**Instructions for the task:**
Revise the listing from its first line through the line containing "166, 642, 172]" by replacing "screenshot" with "image". Leave everything else unchanged.

Boxed element entries
============================================================
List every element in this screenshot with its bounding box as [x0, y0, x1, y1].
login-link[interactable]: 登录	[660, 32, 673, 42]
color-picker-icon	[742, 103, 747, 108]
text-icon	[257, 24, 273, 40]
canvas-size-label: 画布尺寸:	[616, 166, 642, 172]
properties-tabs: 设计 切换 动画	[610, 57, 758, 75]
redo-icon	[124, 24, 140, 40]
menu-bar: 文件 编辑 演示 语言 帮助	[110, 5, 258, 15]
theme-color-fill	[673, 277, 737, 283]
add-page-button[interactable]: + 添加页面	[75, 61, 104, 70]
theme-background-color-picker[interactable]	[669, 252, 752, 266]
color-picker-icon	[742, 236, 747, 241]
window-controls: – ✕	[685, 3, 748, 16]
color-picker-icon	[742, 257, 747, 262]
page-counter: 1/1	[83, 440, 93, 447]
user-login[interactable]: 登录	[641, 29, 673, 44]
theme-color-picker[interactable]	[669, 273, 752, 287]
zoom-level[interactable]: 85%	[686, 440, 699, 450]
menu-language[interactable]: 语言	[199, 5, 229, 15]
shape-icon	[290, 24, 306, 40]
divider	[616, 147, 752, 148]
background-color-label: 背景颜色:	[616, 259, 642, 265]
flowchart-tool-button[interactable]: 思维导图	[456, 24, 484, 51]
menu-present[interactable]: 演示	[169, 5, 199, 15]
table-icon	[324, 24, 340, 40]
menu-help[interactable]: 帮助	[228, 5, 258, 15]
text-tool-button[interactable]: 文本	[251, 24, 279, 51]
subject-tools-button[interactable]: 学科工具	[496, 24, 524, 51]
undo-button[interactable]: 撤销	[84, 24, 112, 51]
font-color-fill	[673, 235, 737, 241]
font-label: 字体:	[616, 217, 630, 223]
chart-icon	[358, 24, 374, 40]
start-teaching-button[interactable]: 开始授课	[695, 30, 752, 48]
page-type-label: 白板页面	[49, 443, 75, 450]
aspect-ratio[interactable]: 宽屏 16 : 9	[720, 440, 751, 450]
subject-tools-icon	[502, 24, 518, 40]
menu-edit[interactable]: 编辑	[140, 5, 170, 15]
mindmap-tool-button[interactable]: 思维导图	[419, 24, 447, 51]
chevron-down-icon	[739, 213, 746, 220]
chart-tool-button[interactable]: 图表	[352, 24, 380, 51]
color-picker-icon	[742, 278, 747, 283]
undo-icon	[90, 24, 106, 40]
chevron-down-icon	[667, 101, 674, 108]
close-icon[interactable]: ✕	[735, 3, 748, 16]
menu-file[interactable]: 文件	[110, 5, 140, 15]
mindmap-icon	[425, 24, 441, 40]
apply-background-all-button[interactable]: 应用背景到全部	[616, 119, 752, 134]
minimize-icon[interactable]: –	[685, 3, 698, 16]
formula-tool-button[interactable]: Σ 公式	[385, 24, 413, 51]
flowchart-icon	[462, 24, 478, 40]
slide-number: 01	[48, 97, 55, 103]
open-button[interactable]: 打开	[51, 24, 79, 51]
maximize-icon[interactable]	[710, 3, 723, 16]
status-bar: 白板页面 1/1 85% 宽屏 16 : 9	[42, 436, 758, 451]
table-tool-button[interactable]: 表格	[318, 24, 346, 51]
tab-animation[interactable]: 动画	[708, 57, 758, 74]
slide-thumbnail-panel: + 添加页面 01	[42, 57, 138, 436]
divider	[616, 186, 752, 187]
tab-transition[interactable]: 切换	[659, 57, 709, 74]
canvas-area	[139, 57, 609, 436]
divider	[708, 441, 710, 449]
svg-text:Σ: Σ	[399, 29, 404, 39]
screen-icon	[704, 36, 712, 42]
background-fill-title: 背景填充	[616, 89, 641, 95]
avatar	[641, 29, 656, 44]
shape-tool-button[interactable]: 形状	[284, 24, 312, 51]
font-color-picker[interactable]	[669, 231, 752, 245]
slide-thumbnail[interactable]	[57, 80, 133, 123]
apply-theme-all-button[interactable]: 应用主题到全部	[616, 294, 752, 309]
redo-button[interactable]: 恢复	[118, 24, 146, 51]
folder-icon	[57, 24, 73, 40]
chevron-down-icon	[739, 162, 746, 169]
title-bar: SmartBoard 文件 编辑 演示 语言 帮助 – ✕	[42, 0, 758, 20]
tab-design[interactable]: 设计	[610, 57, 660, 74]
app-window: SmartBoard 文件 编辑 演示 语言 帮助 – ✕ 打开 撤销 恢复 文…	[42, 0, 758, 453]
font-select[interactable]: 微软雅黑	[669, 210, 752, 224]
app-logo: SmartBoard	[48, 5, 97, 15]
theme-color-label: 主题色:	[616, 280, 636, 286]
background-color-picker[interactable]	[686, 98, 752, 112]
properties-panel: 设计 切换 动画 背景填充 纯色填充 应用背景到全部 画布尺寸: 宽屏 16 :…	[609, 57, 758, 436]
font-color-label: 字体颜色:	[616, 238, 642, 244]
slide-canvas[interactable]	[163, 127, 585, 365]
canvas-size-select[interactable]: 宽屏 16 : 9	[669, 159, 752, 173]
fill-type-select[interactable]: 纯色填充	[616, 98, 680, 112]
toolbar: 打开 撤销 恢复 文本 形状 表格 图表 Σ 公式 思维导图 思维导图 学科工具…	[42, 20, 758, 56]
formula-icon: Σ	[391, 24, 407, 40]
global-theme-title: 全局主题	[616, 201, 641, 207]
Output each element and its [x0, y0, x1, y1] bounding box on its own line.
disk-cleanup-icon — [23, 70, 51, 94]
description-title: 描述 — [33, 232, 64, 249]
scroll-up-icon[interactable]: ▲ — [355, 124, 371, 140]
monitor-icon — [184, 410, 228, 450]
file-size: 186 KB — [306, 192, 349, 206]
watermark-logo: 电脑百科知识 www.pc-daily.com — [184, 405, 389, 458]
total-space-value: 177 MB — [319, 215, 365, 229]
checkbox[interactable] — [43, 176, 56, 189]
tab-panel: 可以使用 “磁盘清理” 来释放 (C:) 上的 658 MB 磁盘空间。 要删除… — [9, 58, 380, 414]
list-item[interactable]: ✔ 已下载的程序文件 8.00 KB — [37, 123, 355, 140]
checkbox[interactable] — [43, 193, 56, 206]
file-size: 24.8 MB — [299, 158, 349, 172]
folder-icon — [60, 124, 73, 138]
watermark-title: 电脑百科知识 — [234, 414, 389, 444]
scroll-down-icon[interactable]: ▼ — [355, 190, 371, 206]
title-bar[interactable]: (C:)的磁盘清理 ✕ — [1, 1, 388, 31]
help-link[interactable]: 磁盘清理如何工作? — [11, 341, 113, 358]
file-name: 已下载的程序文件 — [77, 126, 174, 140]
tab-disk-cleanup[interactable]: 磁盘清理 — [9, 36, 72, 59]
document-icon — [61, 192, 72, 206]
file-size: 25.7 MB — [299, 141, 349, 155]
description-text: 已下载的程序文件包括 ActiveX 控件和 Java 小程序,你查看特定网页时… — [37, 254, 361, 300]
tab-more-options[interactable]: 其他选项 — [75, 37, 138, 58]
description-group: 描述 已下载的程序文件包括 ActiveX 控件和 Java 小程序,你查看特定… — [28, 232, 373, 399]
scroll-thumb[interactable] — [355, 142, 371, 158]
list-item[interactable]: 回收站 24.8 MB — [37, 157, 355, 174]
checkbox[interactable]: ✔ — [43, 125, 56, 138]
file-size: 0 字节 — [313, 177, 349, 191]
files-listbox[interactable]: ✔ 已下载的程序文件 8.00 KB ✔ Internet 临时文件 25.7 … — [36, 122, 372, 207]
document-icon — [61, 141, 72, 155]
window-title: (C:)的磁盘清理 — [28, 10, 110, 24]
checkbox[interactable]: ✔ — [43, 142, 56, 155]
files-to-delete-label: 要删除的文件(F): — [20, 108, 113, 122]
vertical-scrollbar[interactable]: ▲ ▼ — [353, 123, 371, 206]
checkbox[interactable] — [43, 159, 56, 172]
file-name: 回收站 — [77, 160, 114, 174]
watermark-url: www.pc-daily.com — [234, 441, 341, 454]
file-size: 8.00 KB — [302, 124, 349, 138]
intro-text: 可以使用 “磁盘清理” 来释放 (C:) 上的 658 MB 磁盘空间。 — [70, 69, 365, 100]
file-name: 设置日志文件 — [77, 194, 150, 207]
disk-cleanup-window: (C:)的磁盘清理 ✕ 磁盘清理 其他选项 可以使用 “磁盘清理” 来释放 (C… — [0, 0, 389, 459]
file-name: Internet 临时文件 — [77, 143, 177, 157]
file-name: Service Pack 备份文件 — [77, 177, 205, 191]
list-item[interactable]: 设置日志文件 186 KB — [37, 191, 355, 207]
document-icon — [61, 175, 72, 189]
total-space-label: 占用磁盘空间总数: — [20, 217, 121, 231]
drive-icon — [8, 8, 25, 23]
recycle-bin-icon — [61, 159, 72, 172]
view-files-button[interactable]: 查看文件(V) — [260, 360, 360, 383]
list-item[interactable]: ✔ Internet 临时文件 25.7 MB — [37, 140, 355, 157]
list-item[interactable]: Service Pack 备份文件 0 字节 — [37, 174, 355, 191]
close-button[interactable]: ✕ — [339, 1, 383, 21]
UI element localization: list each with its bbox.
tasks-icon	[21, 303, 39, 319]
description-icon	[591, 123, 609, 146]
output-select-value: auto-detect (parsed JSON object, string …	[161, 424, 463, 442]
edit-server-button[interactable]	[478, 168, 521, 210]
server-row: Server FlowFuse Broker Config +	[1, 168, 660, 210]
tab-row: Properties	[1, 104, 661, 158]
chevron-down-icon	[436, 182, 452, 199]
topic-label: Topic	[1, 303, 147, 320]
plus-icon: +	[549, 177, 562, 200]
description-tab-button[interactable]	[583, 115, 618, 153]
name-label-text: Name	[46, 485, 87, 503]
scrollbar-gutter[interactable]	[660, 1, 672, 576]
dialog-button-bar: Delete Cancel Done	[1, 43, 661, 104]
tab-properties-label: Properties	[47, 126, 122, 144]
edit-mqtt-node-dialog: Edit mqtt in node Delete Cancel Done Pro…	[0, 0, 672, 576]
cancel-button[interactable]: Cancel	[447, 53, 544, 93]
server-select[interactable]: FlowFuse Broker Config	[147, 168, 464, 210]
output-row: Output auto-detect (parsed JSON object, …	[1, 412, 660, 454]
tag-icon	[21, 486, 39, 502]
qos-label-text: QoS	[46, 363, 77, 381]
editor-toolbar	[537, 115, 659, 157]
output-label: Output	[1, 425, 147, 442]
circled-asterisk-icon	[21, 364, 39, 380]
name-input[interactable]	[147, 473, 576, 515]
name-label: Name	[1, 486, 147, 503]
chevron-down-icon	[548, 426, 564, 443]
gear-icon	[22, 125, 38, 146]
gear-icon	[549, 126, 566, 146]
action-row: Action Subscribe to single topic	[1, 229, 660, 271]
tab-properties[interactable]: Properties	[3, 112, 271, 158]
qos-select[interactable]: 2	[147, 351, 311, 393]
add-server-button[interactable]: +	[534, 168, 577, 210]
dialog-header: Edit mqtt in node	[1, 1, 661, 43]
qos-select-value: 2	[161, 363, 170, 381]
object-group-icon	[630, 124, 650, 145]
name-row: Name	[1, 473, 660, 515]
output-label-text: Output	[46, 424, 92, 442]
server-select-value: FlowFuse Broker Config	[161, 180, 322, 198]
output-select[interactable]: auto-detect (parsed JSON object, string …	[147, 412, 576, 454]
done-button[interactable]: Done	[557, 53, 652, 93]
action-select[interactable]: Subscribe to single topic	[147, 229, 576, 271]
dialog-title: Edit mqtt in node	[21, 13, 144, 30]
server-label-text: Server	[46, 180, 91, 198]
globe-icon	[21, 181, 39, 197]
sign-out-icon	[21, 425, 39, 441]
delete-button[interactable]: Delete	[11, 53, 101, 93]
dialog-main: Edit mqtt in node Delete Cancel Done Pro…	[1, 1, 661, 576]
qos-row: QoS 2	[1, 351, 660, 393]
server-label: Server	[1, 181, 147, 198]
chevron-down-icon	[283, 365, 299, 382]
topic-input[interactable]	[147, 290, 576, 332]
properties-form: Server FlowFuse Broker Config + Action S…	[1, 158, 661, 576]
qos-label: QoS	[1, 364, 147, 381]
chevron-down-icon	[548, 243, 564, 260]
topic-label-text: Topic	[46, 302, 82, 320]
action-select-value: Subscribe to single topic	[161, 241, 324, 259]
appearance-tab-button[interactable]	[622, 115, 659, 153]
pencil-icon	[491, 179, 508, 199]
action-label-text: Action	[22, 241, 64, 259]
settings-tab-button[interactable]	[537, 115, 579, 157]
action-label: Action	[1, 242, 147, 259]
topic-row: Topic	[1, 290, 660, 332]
============================================================
**Answer to the task:**
List every element in this image with its bounding box as [x0, y0, x1, y1].
login-link[interactable]: 登录	[660, 32, 673, 42]
color-picker-icon	[742, 103, 747, 108]
text-icon	[257, 24, 273, 40]
canvas-size-label: 画布尺寸:	[616, 166, 642, 172]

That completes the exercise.